WHAT THIS TASK INVOLVES:
Gather all lines with the word "grid" in them.
++++++++++++++++++++
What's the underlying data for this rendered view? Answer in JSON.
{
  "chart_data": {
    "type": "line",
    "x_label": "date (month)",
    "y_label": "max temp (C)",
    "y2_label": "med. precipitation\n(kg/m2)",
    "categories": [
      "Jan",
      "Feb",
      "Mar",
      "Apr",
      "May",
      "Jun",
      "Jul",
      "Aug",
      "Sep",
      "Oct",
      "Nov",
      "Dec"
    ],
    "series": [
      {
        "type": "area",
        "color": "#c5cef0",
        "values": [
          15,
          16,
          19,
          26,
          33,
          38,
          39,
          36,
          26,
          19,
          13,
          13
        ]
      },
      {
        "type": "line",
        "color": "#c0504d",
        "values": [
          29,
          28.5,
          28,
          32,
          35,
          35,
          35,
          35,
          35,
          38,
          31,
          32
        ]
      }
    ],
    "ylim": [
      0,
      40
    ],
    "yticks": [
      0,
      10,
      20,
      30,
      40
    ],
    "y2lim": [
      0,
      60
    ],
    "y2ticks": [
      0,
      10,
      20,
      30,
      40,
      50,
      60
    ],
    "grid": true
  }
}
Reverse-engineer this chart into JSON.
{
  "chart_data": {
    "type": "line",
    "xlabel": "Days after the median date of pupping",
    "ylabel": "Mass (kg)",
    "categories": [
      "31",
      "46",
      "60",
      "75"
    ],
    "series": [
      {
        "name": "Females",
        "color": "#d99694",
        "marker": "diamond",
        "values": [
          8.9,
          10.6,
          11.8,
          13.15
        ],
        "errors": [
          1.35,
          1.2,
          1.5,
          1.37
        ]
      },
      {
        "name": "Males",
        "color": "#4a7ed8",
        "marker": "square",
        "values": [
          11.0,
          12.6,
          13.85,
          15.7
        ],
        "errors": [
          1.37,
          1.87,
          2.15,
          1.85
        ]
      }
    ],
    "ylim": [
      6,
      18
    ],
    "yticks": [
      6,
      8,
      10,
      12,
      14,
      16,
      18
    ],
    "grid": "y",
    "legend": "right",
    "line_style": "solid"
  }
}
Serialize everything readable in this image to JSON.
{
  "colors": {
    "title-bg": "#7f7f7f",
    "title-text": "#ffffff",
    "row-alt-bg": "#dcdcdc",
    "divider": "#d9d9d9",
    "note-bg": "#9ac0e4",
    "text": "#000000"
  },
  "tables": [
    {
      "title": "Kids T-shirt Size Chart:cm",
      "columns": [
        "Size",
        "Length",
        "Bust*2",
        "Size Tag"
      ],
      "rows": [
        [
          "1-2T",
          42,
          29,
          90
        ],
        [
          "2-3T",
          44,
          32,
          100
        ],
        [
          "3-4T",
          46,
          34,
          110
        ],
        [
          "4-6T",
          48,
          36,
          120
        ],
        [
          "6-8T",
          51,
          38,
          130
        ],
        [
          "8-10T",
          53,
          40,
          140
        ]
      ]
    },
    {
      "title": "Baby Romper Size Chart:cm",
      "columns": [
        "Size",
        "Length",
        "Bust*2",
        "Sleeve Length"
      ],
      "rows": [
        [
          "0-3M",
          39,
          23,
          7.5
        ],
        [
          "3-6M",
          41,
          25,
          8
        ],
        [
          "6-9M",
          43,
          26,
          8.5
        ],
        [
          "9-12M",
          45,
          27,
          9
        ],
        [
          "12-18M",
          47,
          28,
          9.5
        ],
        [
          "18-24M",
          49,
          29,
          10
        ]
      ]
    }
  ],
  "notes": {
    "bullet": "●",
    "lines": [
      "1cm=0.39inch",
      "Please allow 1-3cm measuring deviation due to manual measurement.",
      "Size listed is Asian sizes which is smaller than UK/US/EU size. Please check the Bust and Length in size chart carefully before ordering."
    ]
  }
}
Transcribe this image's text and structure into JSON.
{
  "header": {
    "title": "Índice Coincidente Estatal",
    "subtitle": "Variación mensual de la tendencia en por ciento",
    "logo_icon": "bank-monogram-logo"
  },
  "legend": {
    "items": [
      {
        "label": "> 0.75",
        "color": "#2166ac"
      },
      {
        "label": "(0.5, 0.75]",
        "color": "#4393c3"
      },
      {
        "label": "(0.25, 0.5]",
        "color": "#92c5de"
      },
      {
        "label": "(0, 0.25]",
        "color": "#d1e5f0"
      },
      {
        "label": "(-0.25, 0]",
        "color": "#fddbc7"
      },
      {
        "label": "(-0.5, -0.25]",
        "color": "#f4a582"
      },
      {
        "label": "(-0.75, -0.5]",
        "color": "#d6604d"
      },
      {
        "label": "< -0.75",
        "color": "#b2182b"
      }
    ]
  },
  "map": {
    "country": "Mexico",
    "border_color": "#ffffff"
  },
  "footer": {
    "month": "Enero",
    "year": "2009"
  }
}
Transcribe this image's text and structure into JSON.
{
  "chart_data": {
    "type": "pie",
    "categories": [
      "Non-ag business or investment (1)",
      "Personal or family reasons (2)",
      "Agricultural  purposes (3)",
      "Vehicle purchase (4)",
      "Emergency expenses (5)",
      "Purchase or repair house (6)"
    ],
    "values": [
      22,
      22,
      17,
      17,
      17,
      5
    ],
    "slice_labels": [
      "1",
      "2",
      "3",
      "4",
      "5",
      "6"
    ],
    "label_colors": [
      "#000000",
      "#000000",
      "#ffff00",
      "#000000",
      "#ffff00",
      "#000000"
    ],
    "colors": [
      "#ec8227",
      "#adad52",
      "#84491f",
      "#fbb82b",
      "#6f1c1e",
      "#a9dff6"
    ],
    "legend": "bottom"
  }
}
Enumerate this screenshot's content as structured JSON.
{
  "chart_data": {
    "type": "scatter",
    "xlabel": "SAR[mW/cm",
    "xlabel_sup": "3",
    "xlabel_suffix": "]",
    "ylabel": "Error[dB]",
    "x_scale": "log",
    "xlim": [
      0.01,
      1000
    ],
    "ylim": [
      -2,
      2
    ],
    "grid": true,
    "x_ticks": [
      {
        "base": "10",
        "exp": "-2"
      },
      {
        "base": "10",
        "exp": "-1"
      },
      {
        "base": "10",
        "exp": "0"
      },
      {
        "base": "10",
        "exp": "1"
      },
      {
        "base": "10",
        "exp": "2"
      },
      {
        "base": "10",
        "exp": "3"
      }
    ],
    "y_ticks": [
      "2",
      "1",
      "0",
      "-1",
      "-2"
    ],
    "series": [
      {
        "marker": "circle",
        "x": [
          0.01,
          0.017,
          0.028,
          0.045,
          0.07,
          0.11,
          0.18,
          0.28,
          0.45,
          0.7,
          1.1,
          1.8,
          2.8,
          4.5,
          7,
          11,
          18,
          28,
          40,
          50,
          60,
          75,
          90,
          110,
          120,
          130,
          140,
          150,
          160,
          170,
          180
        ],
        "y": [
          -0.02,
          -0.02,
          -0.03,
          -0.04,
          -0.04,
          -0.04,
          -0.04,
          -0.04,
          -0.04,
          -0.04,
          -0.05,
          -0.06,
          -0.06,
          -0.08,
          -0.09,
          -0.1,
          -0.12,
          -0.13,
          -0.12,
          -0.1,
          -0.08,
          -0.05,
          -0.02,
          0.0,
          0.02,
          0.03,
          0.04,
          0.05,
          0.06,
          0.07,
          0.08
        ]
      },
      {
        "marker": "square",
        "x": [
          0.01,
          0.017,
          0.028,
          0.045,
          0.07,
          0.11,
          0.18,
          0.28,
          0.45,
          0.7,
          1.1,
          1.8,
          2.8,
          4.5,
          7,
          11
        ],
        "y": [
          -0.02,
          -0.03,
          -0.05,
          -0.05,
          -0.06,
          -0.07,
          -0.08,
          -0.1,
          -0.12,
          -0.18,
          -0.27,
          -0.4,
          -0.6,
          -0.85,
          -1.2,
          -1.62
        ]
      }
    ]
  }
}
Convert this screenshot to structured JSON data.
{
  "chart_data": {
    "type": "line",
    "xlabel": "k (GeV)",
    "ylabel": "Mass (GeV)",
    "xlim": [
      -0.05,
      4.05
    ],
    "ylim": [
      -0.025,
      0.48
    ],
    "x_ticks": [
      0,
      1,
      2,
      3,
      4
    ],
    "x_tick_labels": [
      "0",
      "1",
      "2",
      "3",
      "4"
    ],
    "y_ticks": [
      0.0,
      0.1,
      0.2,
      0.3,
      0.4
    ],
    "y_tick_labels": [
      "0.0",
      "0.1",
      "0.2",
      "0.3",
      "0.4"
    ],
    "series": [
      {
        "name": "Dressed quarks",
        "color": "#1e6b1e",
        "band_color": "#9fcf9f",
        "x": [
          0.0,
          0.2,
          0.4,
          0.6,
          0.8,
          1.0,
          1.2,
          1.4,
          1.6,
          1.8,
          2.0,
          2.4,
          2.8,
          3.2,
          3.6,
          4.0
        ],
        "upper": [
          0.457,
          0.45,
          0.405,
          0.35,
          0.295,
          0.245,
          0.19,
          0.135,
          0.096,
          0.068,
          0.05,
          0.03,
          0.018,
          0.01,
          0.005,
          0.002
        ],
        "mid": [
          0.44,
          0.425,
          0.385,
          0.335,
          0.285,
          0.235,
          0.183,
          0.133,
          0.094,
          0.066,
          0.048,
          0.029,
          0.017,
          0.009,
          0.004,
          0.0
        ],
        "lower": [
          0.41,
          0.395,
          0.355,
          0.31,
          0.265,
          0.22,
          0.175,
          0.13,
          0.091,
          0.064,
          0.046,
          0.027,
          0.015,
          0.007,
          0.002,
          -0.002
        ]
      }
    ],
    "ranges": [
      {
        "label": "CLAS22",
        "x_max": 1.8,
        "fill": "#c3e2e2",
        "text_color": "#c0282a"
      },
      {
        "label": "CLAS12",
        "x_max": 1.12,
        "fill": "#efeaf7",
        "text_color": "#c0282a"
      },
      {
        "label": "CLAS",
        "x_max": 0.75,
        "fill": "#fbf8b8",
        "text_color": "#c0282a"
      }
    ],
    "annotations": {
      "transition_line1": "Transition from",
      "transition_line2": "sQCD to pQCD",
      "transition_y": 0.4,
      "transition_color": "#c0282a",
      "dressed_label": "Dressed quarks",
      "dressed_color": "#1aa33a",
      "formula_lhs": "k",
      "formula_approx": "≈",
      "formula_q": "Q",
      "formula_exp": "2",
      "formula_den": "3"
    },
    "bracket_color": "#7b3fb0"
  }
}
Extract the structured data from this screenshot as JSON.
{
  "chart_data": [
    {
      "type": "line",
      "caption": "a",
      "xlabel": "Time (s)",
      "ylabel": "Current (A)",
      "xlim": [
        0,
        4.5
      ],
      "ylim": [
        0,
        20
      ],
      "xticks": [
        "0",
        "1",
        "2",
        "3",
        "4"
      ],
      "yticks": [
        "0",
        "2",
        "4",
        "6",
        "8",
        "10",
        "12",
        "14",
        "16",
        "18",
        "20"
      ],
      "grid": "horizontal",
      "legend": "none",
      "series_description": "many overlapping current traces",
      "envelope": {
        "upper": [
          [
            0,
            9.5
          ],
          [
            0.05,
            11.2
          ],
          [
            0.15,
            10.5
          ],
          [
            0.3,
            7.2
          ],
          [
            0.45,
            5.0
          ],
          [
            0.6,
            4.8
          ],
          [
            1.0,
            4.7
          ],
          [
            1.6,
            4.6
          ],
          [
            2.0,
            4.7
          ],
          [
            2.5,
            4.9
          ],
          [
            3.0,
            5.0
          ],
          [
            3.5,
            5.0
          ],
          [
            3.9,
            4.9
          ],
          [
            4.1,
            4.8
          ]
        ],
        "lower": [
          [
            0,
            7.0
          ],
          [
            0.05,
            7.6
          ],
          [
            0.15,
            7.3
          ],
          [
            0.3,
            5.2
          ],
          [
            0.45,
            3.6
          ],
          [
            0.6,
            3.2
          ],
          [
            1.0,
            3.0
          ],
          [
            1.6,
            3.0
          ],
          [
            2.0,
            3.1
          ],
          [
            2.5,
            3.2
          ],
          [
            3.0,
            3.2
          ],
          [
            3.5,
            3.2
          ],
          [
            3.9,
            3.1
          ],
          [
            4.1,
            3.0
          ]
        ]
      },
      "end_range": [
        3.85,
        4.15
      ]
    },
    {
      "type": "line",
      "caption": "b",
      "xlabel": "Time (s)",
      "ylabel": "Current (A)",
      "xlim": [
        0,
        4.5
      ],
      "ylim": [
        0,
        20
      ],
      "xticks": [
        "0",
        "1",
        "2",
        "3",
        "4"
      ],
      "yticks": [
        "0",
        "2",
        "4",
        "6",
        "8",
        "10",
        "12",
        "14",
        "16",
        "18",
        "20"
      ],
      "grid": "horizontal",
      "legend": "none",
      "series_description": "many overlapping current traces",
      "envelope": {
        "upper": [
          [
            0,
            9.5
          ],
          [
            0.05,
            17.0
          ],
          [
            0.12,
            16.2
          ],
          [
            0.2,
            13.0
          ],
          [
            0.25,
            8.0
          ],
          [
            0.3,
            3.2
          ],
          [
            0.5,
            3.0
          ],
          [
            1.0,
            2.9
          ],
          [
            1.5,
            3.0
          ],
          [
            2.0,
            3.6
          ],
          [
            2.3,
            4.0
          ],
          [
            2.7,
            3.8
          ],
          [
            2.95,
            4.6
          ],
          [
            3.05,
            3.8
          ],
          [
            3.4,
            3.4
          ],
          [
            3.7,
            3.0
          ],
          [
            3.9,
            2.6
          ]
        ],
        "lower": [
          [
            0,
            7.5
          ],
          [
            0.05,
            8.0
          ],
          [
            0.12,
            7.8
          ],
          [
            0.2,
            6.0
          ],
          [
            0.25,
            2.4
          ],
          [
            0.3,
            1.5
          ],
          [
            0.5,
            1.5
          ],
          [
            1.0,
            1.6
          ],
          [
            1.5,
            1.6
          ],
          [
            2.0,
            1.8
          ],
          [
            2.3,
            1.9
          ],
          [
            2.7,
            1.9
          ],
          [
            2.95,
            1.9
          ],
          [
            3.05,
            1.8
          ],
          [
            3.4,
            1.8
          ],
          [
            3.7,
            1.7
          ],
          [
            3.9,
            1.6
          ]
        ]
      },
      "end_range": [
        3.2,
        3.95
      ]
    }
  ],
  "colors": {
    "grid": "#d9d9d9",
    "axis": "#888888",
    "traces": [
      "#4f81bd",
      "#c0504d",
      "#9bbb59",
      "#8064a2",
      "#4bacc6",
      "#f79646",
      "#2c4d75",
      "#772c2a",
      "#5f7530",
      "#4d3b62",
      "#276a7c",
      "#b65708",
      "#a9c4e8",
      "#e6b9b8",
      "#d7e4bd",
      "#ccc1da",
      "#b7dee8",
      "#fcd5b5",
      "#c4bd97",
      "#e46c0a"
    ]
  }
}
++++++++++++++++++++
EXERCISE RESULT:
    "grid": true
    "grid": "y",
    "grid": true,
      "grid": "horizontal",
      "grid": "horizontal",
    "grid": "#d9d9d9",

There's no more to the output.